# [ПИСЬМЕННОЕ ЗАДАНИЕ 1]
Ответьте по отрывку о Давиде Таубкине:
(a) До какого времени Давид Таубкин находился в Минском гетто?
(b) Когда Минское гетто было окончательно уничтожено?
(c) Как звали русского мальчика, который помог ребятам?

До конца 1942 года Давид Таубкин находился в Минском гетто. Там погибла вся его семья. Старшей сестре удалось бежать, она добралась до партизанского края, но погибла в бою. Отец служил в Красной армии, а после войны сумел разыскать сына. Отец и сын – все, что осталось от большой семьи.

«Красная Армия опоздала, — рассказывает Давид. — В Минске к ее приходу не осталось евреев. Минское гетто было окончательно уничтожено в октябре 1943 года. Больше ста тысяч его обитателей погибли от рук  нацистов и их подручных – литовских, украинских, белорусских полицаев. Евреи в маленьких городах и местечках Белоруссии были уничтожены еще раньше, слухи о массовых расстрелах евреев в провинции доходили до минского гетто, но его жители тогда не хотели этому верить… После освобождения города на улицах стали появляться редкие еврейские прохожие с отрешенными «потерянными лицами» – это были вернувшиеся из партизанских отрядов немногие спасшиеся узники гетто, не нашедшие своих погибших родных и близких. Потом стали приходить соседи и приносить еду. Если бы они это сделали раньше, когда мы голодали в гетто! В большинстве своем наши соседи оказались обычными обывателями, их трудно за это винить».

А упоминание о героизме соседского мальчика Давид Таубкин нашел у Михаила Новодворского, в книге воспоминаний бывших узников гетто «На перекрёстке судеб». Она была издана в Минске в 2001 году:

«Вечером на месте нашей встречи оказалось около двадцати ребят и две девочки. На улице совсем стемнело, дул холодный ветер и шёл дождь. Неподалеку мы обнаружили большой железный бак с узким колпаком, и все залезли в него… К утру все околели от холода, даже говорить не могли. И вдруг услышали шаги, притихли, подумав, что это полицейский… и вдруг тот человек сказал: «Ребята, не бойтесь, я свой». Это был русский мальчик, лет четырнадцати, рыжий и весь в веснушках. Как оказалось, он не раз помогал некоторым из наших ребят, и они его хорошо знали. Мальчика звали Ким. Увидев, что мы совсем замерзли, он побежал домой и принёс ключ от столярки его отца, которая стояла рядом с нашим ночным убежищем. Мы залезли на чердак столярки, подложили стружки и легли спать… Когда рассвело, Ким нам принес большой чугун горячей вареной картошки».

# [СОХРАНЁННЫЕ ЗАПИСИ]

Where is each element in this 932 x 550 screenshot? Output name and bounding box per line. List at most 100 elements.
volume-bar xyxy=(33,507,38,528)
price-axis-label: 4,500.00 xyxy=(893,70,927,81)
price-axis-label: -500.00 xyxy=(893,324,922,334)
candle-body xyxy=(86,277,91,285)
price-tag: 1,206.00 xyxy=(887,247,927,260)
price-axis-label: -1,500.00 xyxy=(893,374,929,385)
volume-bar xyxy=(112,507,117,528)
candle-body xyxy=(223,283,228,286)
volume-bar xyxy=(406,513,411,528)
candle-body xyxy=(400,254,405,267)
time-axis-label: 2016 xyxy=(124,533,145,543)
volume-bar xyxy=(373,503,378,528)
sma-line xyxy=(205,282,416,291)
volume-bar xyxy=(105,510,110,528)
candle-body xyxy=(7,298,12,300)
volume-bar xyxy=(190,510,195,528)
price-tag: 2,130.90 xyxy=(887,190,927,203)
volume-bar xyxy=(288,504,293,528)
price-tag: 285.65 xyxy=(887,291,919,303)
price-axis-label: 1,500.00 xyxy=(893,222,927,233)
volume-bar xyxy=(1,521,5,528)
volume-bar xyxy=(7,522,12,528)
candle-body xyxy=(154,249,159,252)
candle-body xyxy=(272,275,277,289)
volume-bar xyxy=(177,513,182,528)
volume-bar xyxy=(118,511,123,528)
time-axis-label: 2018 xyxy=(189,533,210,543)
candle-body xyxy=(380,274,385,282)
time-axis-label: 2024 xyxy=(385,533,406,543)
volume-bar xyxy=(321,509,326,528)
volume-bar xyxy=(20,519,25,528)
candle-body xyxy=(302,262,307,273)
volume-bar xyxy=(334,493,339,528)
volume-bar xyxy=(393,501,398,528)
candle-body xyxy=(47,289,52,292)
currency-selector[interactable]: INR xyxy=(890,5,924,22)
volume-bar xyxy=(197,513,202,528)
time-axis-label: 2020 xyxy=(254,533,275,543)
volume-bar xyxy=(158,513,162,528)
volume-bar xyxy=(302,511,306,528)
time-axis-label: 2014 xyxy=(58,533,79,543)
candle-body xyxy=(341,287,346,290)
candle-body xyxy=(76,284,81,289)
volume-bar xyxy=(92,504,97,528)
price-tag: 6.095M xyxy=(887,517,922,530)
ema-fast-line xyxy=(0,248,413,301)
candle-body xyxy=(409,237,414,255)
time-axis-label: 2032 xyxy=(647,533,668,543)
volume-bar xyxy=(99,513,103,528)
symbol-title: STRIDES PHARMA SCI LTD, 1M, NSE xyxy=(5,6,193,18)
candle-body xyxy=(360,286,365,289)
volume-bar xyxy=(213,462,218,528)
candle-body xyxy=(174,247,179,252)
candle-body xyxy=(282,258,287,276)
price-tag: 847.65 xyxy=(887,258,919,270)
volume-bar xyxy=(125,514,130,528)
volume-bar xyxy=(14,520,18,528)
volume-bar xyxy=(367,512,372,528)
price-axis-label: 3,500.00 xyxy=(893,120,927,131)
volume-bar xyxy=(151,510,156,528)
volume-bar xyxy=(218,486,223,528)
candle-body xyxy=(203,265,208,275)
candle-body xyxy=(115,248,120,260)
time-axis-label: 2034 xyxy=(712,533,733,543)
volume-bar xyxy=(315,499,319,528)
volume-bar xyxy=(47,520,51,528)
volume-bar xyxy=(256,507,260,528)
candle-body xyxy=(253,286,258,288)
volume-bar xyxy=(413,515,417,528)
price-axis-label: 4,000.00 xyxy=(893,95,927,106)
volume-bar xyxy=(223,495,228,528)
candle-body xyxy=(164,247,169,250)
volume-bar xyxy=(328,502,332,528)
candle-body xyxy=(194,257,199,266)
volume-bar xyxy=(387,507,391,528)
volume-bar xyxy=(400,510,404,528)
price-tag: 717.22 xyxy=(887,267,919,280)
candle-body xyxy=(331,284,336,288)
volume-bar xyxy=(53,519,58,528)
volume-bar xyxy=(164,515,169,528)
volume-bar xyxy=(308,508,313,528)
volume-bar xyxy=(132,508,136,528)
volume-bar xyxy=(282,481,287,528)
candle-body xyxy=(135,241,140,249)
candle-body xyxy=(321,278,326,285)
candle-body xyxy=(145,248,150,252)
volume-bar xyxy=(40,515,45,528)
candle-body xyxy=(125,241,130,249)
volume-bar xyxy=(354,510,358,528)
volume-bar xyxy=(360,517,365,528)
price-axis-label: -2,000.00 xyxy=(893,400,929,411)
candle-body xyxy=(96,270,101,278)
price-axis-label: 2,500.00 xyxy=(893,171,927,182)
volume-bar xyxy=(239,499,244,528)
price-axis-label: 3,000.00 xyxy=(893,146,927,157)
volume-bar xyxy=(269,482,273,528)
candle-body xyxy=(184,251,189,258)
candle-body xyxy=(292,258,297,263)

# [ПИСЬМЕННОЕ ЗАДАНИЕ 2]
Внесите в нумерованный список строки записей: всё от начала записей до строки с «sma-line xyxy=(205,282,416,291)» включительно. Пустые строки пропустите.

# [ОТВЕТ 1]
(a) До конца 1942 года.
(b) В октябре 1943 года.
(c) Ким.

# [ОТВЕТ 2]
1. Where is each element in this 932 x 550 screenshot? Output name and bounding box per line. List at most 100 elements.
2. volume-bar xyxy=(33,507,38,528)
3. price-axis-label: 4,500.00 xyxy=(893,70,927,81)
4. price-axis-label: -500.00 xyxy=(893,324,922,334)
5. candle-body xyxy=(86,277,91,285)
6. price-tag: 1,206.00 xyxy=(887,247,927,260)
7. price-axis-label: -1,500.00 xyxy=(893,374,929,385)
8. volume-bar xyxy=(112,507,117,528)
9. candle-body xyxy=(223,283,228,286)
10. volume-bar xyxy=(406,513,411,528)
11. candle-body xyxy=(400,254,405,267)
12. time-axis-label: 2016 xyxy=(124,533,145,543)
13. volume-bar xyxy=(373,503,378,528)
14. sma-line xyxy=(205,282,416,291)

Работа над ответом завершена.